» TASK STATEMENT: Rewrite the records below, replacing every "detail-line" with "detail-text" and keeping everything else unchanged.

» Items from a dataset:
_____
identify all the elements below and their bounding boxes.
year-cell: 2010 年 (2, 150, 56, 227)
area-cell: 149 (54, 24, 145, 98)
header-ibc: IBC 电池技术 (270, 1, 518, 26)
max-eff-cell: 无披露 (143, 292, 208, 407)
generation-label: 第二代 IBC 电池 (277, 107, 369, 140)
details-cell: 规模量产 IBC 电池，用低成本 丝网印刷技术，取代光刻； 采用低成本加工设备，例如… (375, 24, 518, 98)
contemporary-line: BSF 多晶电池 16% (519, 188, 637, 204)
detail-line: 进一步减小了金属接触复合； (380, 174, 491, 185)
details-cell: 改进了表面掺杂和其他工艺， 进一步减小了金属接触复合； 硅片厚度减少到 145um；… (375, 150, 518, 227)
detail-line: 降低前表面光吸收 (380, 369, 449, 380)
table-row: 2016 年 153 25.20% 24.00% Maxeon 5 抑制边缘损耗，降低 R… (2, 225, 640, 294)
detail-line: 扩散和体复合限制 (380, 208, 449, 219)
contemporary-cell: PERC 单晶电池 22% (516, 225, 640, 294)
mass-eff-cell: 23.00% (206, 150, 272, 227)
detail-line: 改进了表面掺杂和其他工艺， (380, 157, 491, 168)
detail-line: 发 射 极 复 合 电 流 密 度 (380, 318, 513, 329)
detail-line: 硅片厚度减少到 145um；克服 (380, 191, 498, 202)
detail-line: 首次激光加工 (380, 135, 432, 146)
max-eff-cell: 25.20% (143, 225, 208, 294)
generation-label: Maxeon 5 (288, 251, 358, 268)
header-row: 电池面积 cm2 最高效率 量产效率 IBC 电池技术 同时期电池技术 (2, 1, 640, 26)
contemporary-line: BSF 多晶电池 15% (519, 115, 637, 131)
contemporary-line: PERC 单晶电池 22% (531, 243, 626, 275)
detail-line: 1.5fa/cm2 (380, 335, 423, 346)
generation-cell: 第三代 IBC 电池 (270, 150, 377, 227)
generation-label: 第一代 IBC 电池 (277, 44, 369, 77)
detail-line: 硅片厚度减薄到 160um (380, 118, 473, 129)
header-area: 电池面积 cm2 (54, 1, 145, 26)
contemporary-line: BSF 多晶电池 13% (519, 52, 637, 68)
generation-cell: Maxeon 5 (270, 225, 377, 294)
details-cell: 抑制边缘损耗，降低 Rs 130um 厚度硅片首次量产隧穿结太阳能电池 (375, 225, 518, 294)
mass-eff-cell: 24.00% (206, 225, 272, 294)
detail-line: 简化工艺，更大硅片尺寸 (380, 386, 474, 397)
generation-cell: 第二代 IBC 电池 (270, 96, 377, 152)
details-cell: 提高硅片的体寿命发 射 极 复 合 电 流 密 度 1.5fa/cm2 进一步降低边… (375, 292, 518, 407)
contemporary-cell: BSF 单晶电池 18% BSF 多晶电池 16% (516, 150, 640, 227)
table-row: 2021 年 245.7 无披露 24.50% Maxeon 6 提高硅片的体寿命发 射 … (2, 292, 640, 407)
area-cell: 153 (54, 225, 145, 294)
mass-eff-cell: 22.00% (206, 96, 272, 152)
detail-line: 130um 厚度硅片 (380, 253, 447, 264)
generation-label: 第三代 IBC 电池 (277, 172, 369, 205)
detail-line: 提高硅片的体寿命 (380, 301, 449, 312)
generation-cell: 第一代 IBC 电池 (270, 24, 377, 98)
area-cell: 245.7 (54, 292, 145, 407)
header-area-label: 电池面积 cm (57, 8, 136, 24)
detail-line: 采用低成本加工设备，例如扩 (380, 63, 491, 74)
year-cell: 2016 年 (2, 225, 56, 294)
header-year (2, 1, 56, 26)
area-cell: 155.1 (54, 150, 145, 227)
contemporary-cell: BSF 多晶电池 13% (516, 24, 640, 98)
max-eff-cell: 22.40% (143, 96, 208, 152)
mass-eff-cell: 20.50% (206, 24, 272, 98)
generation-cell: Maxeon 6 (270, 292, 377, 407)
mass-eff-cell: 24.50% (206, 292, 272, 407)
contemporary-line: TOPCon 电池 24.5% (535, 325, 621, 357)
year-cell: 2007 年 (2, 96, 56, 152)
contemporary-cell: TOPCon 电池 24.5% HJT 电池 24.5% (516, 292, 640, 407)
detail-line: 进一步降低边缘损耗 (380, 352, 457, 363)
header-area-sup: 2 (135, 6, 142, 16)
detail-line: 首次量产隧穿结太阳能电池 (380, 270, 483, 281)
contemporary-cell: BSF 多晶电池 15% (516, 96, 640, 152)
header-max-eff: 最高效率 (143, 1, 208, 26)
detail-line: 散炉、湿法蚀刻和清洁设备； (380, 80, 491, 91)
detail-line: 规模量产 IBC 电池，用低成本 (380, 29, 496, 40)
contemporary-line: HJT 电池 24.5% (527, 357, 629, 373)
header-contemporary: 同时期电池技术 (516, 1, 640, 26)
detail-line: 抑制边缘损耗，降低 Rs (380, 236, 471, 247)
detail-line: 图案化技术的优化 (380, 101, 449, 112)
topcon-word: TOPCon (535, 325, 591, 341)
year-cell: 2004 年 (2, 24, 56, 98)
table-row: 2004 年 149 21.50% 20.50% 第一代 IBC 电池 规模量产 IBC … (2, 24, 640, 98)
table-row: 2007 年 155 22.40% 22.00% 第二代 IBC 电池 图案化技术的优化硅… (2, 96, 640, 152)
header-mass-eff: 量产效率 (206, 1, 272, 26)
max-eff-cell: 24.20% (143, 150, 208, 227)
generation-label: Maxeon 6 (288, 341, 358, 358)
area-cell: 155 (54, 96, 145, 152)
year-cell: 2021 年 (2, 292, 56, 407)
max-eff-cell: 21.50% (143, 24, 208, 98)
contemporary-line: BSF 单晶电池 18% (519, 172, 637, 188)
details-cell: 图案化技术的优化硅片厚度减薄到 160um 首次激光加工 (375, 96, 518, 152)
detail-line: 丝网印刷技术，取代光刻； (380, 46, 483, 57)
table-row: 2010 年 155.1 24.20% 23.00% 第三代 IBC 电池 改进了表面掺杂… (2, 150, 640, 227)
_____
» TASK RESPONSE:
identify all the elements below and their bounding boxes.
year-cell: 2010 年 (2, 150, 56, 227)
area-cell: 149 (54, 24, 145, 98)
header-ibc: IBC 电池技术 (270, 1, 518, 26)
max-eff-cell: 无披露 (143, 292, 208, 407)
generation-label: 第二代 IBC 电池 (277, 107, 369, 140)
details-cell: 规模量产 IBC 电池，用低成本 丝网印刷技术，取代光刻； 采用低成本加工设备，例如… (375, 24, 518, 98)
contemporary-line: BSF 多晶电池 16% (519, 188, 637, 204)
detail-text: 进一步减小了金属接触复合； (380, 174, 491, 185)
details-cell: 改进了表面掺杂和其他工艺， 进一步减小了金属接触复合； 硅片厚度减少到 145um；… (375, 150, 518, 227)
detail-text: 降低前表面光吸收 (380, 369, 449, 380)
table-row: 2016 年 153 25.20% 24.00% Maxeon 5 抑制边缘损耗，降低 R… (2, 225, 640, 294)
detail-text: 扩散和体复合限制 (380, 208, 449, 219)
contemporary-cell: PERC 单晶电池 22% (516, 225, 640, 294)
mass-eff-cell: 23.00% (206, 150, 272, 227)
detail-text: 改进了表面掺杂和其他工艺， (380, 157, 491, 168)
detail-text: 发 射 极 复 合 电 流 密 度 (380, 318, 513, 329)
detail-text: 硅片厚度减少到 145um；克服 (380, 191, 498, 202)
detail-text: 首次激光加工 (380, 135, 432, 146)
max-eff-cell: 25.20% (143, 225, 208, 294)
generation-label: Maxeon 5 (288, 251, 358, 268)
header-row: 电池面积 cm2 最高效率 量产效率 IBC 电池技术 同时期电池技术 (2, 1, 640, 26)
contemporary-line: BSF 多晶电池 15% (519, 115, 637, 131)
contemporary-line: PERC 单晶电池 22% (531, 243, 626, 275)
detail-text: 1.5fa/cm2 (380, 335, 423, 346)
generation-cell: 第三代 IBC 电池 (270, 150, 377, 227)
generation-label: 第一代 IBC 电池 (277, 44, 369, 77)
detail-text: 硅片厚度减薄到 160um (380, 118, 473, 129)
header-area: 电池面积 cm2 (54, 1, 145, 26)
contemporary-line: BSF 多晶电池 13% (519, 52, 637, 68)
generation-cell: Maxeon 5 (270, 225, 377, 294)
details-cell: 抑制边缘损耗，降低 Rs 130um 厚度硅片首次量产隧穿结太阳能电池 (375, 225, 518, 294)
mass-eff-cell: 24.00% (206, 225, 272, 294)
detail-text: 简化工艺，更大硅片尺寸 (380, 386, 474, 397)
generation-cell: 第二代 IBC 电池 (270, 96, 377, 152)
details-cell: 提高硅片的体寿命发 射 极 复 合 电 流 密 度 1.5fa/cm2 进一步降低边… (375, 292, 518, 407)
contemporary-cell: BSF 单晶电池 18% BSF 多晶电池 16% (516, 150, 640, 227)
table-row: 2021 年 245.7 无披露 24.50% Maxeon 6 提高硅片的体寿命发 射 … (2, 292, 640, 407)
area-cell: 153 (54, 225, 145, 294)
mass-eff-cell: 22.00% (206, 96, 272, 152)
detail-text: 130um 厚度硅片 (380, 253, 447, 264)
generation-label: 第三代 IBC 电池 (277, 172, 369, 205)
detail-text: 提高硅片的体寿命 (380, 301, 449, 312)
generation-cell: 第一代 IBC 电池 (270, 24, 377, 98)
area-cell: 245.7 (54, 292, 145, 407)
header-area-label: 电池面积 cm (57, 8, 136, 24)
detail-text: 采用低成本加工设备，例如扩 (380, 63, 491, 74)
year-cell: 2016 年 (2, 225, 56, 294)
header-year (2, 1, 56, 26)
area-cell: 155.1 (54, 150, 145, 227)
contemporary-cell: BSF 多晶电池 13% (516, 24, 640, 98)
max-eff-cell: 22.40% (143, 96, 208, 152)
mass-eff-cell: 20.50% (206, 24, 272, 98)
generation-cell: Maxeon 6 (270, 292, 377, 407)
mass-eff-cell: 24.50% (206, 292, 272, 407)
contemporary-line: TOPCon 电池 24.5% (535, 325, 621, 357)
year-cell: 2007 年 (2, 96, 56, 152)
contemporary-cell: TOPCon 电池 24.5% HJT 电池 24.5% (516, 292, 640, 407)
detail-text: 进一步降低边缘损耗 (380, 352, 457, 363)
header-area-sup: 2 (135, 6, 142, 16)
detail-text: 首次量产隧穿结太阳能电池 (380, 270, 483, 281)
contemporary-cell: BSF 多晶电池 15% (516, 96, 640, 152)
header-max-eff: 最高效率 (143, 1, 208, 26)
detail-text: 散炉、湿法蚀刻和清洁设备； (380, 80, 491, 91)
detail-text: 规模量产 IBC 电池，用低成本 (380, 29, 496, 40)
contemporary-line: HJT 电池 24.5% (527, 357, 629, 373)
header-contemporary: 同时期电池技术 (516, 1, 640, 26)
detail-text: 抑制边缘损耗，降低 Rs (380, 236, 471, 247)
detail-text: 图案化技术的优化 (380, 101, 449, 112)
topcon-word: TOPCon (535, 325, 591, 341)
year-cell: 2004 年 (2, 24, 56, 98)
table-row: 2004 年 149 21.50% 20.50% 第一代 IBC 电池 规模量产 IBC … (2, 24, 640, 98)
table-row: 2007 年 155 22.40% 22.00% 第二代 IBC 电池 图案化技术的优化硅… (2, 96, 640, 152)
header-mass-eff: 量产效率 (206, 1, 272, 26)
max-eff-cell: 24.20% (143, 150, 208, 227)
generation-label: Maxeon 6 (288, 341, 358, 358)
area-cell: 155 (54, 96, 145, 152)
year-cell: 2021 年 (2, 292, 56, 407)
max-eff-cell: 21.50% (143, 24, 208, 98)
contemporary-line: BSF 单晶电池 18% (519, 172, 637, 188)
details-cell: 图案化技术的优化硅片厚度减薄到 160um 首次激光加工 (375, 96, 518, 152)
detail-text: 丝网印刷技术，取代光刻； (380, 46, 483, 57)
table-row: 2010 年 155.1 24.20% 23.00% 第三代 IBC 电池 改进了表面掺杂… (2, 150, 640, 227)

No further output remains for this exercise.